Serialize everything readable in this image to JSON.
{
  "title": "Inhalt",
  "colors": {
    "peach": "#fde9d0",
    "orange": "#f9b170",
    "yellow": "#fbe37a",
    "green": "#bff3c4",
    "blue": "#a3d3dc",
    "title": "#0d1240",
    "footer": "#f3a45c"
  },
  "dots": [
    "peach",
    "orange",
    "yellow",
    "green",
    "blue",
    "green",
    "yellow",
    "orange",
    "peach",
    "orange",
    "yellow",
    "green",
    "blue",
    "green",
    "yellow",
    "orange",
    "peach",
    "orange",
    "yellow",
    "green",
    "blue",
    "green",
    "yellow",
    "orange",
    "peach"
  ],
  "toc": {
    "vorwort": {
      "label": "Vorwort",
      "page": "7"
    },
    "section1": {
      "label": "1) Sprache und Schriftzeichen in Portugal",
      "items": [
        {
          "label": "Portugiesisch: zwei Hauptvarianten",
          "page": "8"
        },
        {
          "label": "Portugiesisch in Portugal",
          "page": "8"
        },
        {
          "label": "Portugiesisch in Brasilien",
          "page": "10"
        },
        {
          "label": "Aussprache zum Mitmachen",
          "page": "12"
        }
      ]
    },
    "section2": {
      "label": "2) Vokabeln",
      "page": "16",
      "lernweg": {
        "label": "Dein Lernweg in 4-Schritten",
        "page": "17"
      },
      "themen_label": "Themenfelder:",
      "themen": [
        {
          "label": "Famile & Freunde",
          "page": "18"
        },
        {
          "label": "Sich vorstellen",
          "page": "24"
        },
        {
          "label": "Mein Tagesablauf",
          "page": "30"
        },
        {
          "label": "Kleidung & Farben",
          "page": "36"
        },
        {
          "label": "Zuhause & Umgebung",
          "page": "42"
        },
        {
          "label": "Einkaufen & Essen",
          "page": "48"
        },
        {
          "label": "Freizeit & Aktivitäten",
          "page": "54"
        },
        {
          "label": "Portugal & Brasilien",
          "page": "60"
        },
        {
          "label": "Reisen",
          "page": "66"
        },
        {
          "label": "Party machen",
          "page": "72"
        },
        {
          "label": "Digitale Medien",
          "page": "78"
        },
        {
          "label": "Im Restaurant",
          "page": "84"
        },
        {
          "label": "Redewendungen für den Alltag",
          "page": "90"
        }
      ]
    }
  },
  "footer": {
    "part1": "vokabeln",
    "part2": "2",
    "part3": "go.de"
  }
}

◇ ◇ ◇

-- Your goal --
Work out how many lines of the data above contain the string "Brasilien" and give the number alone.

-- Final result --
2